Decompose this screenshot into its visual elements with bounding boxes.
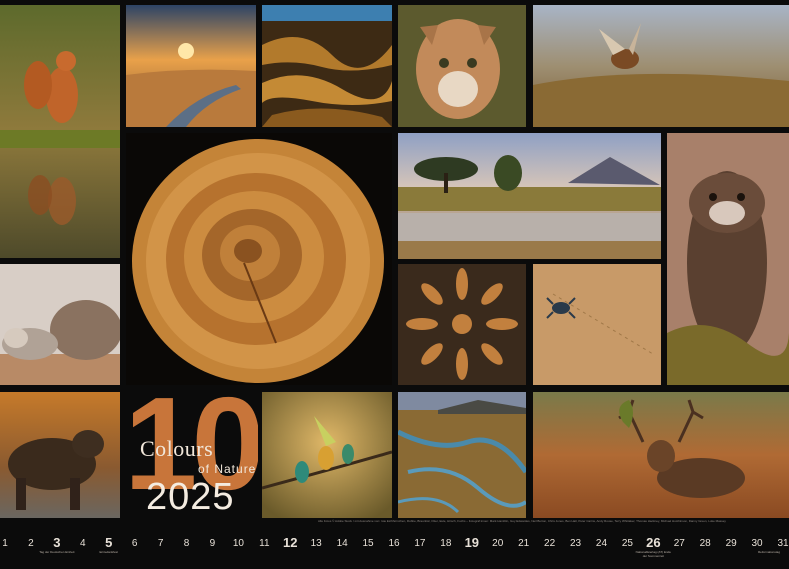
day-6: 6 (131, 538, 138, 549)
photo-tree-rings (126, 133, 392, 385)
day-2: 2 (28, 538, 34, 549)
photo-cougar (398, 5, 526, 127)
photo-sunset-estuary (126, 5, 256, 127)
photo-bee-eaters (262, 392, 392, 518)
calendar-year: 2025 (146, 476, 235, 518)
title-colours: Colours (140, 436, 214, 461)
photo-red-squirrel (0, 5, 120, 258)
photo-red-deer (533, 392, 789, 518)
day-31: 31 (777, 538, 789, 549)
day-7: 7 (157, 538, 164, 549)
day-29: 29 (725, 538, 737, 549)
day-18: 18 (440, 538, 452, 549)
day-22: 22 (544, 538, 556, 549)
day-25: 25 (621, 538, 633, 549)
day-28: 28 (699, 538, 711, 549)
day-3: 3 (53, 535, 61, 550)
day-4: 4 (80, 538, 86, 549)
day-16: 16 (388, 538, 400, 549)
photo-flying-grouse (533, 5, 789, 127)
day-20: 20 (492, 538, 504, 549)
photo-kelp (262, 5, 392, 127)
title-of-nature: of Nature (198, 462, 257, 476)
photo-brown-bear (0, 392, 120, 518)
day-14: 14 (336, 538, 348, 549)
day-21: 21 (518, 538, 530, 549)
day-5: 5 (105, 535, 113, 550)
photo-credits: Alle Fotos © Adobe Stock / mit Ausnahme … (318, 519, 726, 523)
day-26-note: Nationalfeiertag (AT) Ende der Sommerzei… (635, 550, 671, 558)
photo-river-delta (398, 392, 526, 518)
day-31-note: Reformationstag (757, 550, 780, 554)
day-3-note: Tag der Deutschen Einheit (39, 550, 75, 554)
day-13: 13 (310, 538, 322, 549)
day-5-note: Erntedankfest (99, 550, 118, 554)
day-1: 1 (2, 538, 8, 549)
calendar-title-block: 10 Colours of Nature 2025 (126, 392, 258, 520)
day-9: 9 (209, 538, 216, 549)
day-10: 10 (232, 538, 244, 549)
day-27: 27 (673, 538, 685, 549)
photo-otter (667, 133, 789, 385)
day-19: 19 (464, 535, 480, 550)
day-12: 12 (283, 535, 298, 550)
day-8: 8 (183, 538, 190, 549)
photo-lake-landscape (398, 133, 661, 259)
day-26: 26 (646, 535, 661, 550)
day-11: 11 (259, 538, 270, 549)
day-24: 24 (595, 538, 608, 549)
day-17: 17 (414, 538, 426, 549)
photo-turtle-sand (533, 264, 661, 385)
day-15: 15 (362, 538, 374, 549)
photo-sea-anemone (398, 264, 526, 385)
day-strip: 1 2 3 Tag der Deutschen Einheit 4 5 Erntedankf… (0, 532, 789, 569)
day-23: 23 (569, 538, 582, 549)
photo-seals (0, 264, 120, 385)
day-30: 30 (751, 538, 763, 549)
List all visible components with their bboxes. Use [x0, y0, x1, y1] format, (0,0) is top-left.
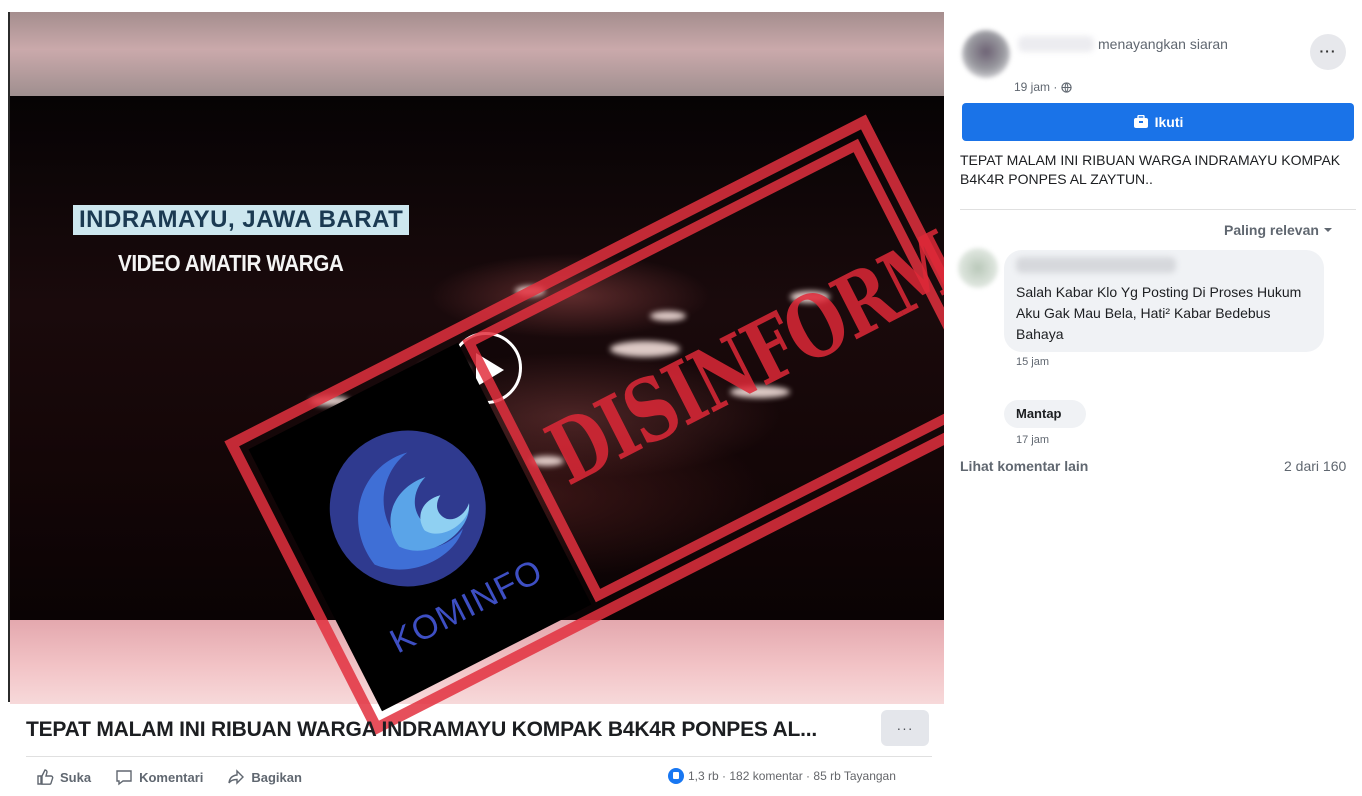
divider — [26, 756, 932, 757]
comment-sort-dropdown[interactable]: Paling relevan — [1224, 222, 1333, 238]
follow-button[interactable]: Ikuti — [962, 103, 1354, 141]
like-reaction-icon — [668, 768, 684, 784]
video-blur-top — [10, 12, 944, 96]
comment-time: 15 jam — [1016, 356, 1050, 368]
post-time-text: 19 jam · — [1014, 80, 1058, 94]
thumbs-up-icon — [37, 769, 54, 785]
post-actions: Suka Komentari Bagikan — [36, 768, 302, 786]
share-label: Bagikan — [251, 769, 302, 785]
post-title: TEPAT MALAM INI RIBUAN WARGA INDRAMAYU K… — [26, 718, 818, 741]
location-tag: INDRAMAYU, JAWA BARAT — [73, 205, 410, 235]
post-menu-button[interactable]: ··· — [1310, 34, 1346, 70]
comment-icon — [116, 770, 132, 786]
share-icon — [228, 769, 245, 785]
like-button[interactable]: Suka — [36, 768, 91, 786]
globe-icon — [1061, 81, 1073, 93]
post-stats[interactable]: 1,3 rb · 182 komentar · 85 rb Tayangan — [668, 768, 896, 784]
commenter-avatar[interactable] — [958, 248, 998, 288]
more-comments-link[interactable]: Lihat komentar lain — [960, 458, 1088, 474]
comment-label: Komentari — [139, 769, 204, 785]
post-text: TEPAT MALAM INI RIBUAN WARGA INDRAMAYU K… — [960, 152, 1341, 187]
comment-time: 17 jam — [1016, 434, 1050, 446]
avatar[interactable] — [962, 30, 1010, 78]
divider — [960, 209, 1356, 210]
post-time: 19 jam · — [1014, 80, 1073, 94]
author-action: menayangkan siaran — [1098, 36, 1228, 52]
author-name-blurred[interactable] — [1018, 36, 1094, 52]
comment-button[interactable]: Komentari — [115, 768, 203, 786]
post-sidebar: menayangkan siaran ··· 19 jam · Ikuti TE… — [944, 12, 1362, 796]
comment-text: Mantap — [1016, 406, 1062, 421]
share-button[interactable]: Bagikan — [227, 768, 302, 786]
video-caption: VIDEO AMATIR WARGA — [118, 250, 344, 276]
comment-count: 2 dari 160 — [1284, 458, 1347, 474]
like-label: Suka — [60, 769, 92, 785]
post-stats-text: 1,3 rb · 182 komentar · 85 rb Tayangan — [688, 769, 896, 783]
comment-text: Salah Kabar Klo Yg Posting Di Proses Huk… — [1016, 284, 1302, 342]
more-options-button[interactable]: ··· — [881, 710, 929, 746]
follow-icon — [1133, 115, 1148, 128]
commenter-name-blurred[interactable] — [1016, 257, 1176, 273]
sort-label: Paling relevan — [1224, 222, 1319, 238]
follow-label: Ikuti — [1154, 114, 1184, 130]
chevron-down-icon — [1323, 228, 1332, 232]
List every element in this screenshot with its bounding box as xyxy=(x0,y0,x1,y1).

Task instructions
Retype every line of the entries above verbatim, leaving out the pictures.

Problem solution
Decompose this screenshot into its visual elements with bounding boxes.
day-6: 6 (131, 538, 138, 549)
photo-tree-rings (126, 133, 392, 385)
day-2: 2 (28, 538, 34, 549)
photo-cougar (398, 5, 526, 127)
photo-sunset-estuary (126, 5, 256, 127)
photo-bee-eaters (262, 392, 392, 518)
calendar-year: 2025 (146, 476, 235, 518)
title-colours: Colours (140, 436, 214, 461)
photo-red-squirrel (0, 5, 120, 258)
photo-red-deer (533, 392, 789, 518)
day-31: 31 (777, 538, 789, 549)
day-7: 7 (157, 538, 164, 549)
day-29: 29 (725, 538, 737, 549)
day-18: 18 (440, 538, 452, 549)
day-22: 22 (544, 538, 556, 549)
day-25: 25 (621, 538, 633, 549)
day-28: 28 (699, 538, 711, 549)
day-3: 3 (53, 535, 61, 550)
day-4: 4 (80, 538, 86, 549)
day-16: 16 (388, 538, 400, 549)
photo-flying-grouse (533, 5, 789, 127)
day-20: 20 (492, 538, 504, 549)
photo-kelp (262, 5, 392, 127)
title-of-nature: of Nature (198, 462, 257, 476)
photo-brown-bear (0, 392, 120, 518)
day-14: 14 (336, 538, 348, 549)
day-21: 21 (518, 538, 530, 549)
day-5: 5 (105, 535, 113, 550)
photo-credits: Alle Fotos © Adobe Stock / mit Ausnahme … (318, 519, 726, 523)
day-26-note: Nationalfeiertag (AT) Ende der Sommerzei… (635, 550, 671, 558)
photo-river-delta (398, 392, 526, 518)
day-31-note: Reformationstag (757, 550, 780, 554)
day-3-note: Tag der Deutschen Einheit (39, 550, 75, 554)
day-13: 13 (310, 538, 322, 549)
day-5-note: Erntedankfest (99, 550, 118, 554)
day-1: 1 (2, 538, 8, 549)
calendar-title-block: 10 Colours of Nature 2025 (126, 392, 258, 520)
day-9: 9 (209, 538, 216, 549)
day-10: 10 (232, 538, 244, 549)
day-27: 27 (673, 538, 685, 549)
photo-otter (667, 133, 789, 385)
day-19: 19 (464, 535, 480, 550)
day-12: 12 (283, 535, 298, 550)
day-8: 8 (183, 538, 190, 549)
photo-lake-landscape (398, 133, 661, 259)
day-26: 26 (646, 535, 661, 550)
day-11: 11 (259, 538, 270, 549)
day-24: 24 (595, 538, 608, 549)
day-17: 17 (414, 538, 426, 549)
photo-turtle-sand (533, 264, 661, 385)
day-15: 15 (362, 538, 374, 549)
photo-sea-anemone (398, 264, 526, 385)
day-strip: 1 2 3 Tag der Deutschen Einheit 4 5 Erntedankf… (0, 532, 789, 569)
day-23: 23 (569, 538, 582, 549)
photo-seals (0, 264, 120, 385)
day-30: 30 (751, 538, 763, 549)
List all visible components with their bboxes. Use [x0, y0, x1, y1] format, (0,0) is top-left.
divider — [26, 756, 932, 757]
comment-sort-dropdown[interactable]: Paling relevan — [1224, 222, 1333, 238]
follow-button[interactable]: Ikuti — [962, 103, 1354, 141]
like-reaction-icon — [668, 768, 684, 784]
video-blur-top — [10, 12, 944, 96]
comment-time: 15 jam — [1016, 356, 1050, 368]
post-time-text: 19 jam · — [1014, 80, 1058, 94]
thumbs-up-icon — [37, 769, 54, 785]
post-actions: Suka Komentari Bagikan — [36, 768, 302, 786]
share-label: Bagikan — [251, 769, 302, 785]
post-title: TEPAT MALAM INI RIBUAN WARGA INDRAMAYU K… — [26, 718, 818, 741]
location-tag: INDRAMAYU, JAWA BARAT — [73, 205, 410, 235]
post-menu-button[interactable]: ··· — [1310, 34, 1346, 70]
comment-icon — [116, 770, 132, 786]
share-icon — [228, 769, 245, 785]
like-button[interactable]: Suka — [36, 768, 91, 786]
globe-icon — [1061, 81, 1073, 93]
post-stats[interactable]: 1,3 rb · 182 komentar · 85 rb Tayangan — [668, 768, 896, 784]
commenter-avatar[interactable] — [958, 248, 998, 288]
more-comments-link[interactable]: Lihat komentar lain — [960, 458, 1088, 474]
comment-label: Komentari — [139, 769, 204, 785]
post-text: TEPAT MALAM INI RIBUAN WARGA INDRAMAYU K… — [960, 152, 1341, 187]
comment-time: 17 jam — [1016, 434, 1050, 446]
avatar[interactable] — [962, 30, 1010, 78]
divider — [960, 209, 1356, 210]
post-time: 19 jam · — [1014, 80, 1073, 94]
author-action: menayangkan siaran — [1098, 36, 1228, 52]
author-name-blurred[interactable] — [1018, 36, 1094, 52]
comment-button[interactable]: Komentari — [115, 768, 203, 786]
post-sidebar: menayangkan siaran ··· 19 jam · Ikuti TE… — [944, 12, 1362, 796]
comment-text: Mantap — [1016, 406, 1062, 421]
share-button[interactable]: Bagikan — [227, 768, 302, 786]
video-caption: VIDEO AMATIR WARGA — [118, 250, 344, 276]
comment-count: 2 dari 160 — [1284, 458, 1347, 474]
like-label: Suka — [60, 769, 92, 785]
post-stats-text: 1,3 rb · 182 komentar · 85 rb Tayangan — [688, 769, 896, 783]
comment-text: Salah Kabar Klo Yg Posting Di Proses Huk… — [1016, 284, 1302, 342]
more-options-button[interactable]: ··· — [881, 710, 929, 746]
follow-icon — [1133, 115, 1148, 128]
commenter-name-blurred[interactable] — [1016, 257, 1176, 273]
sort-label: Paling relevan — [1224, 222, 1319, 238]
follow-label: Ikuti — [1154, 114, 1184, 130]
chevron-down-icon — [1323, 228, 1332, 232]
List every element in this screenshot with its bounding box as xyxy=(x0,y0,x1,y1).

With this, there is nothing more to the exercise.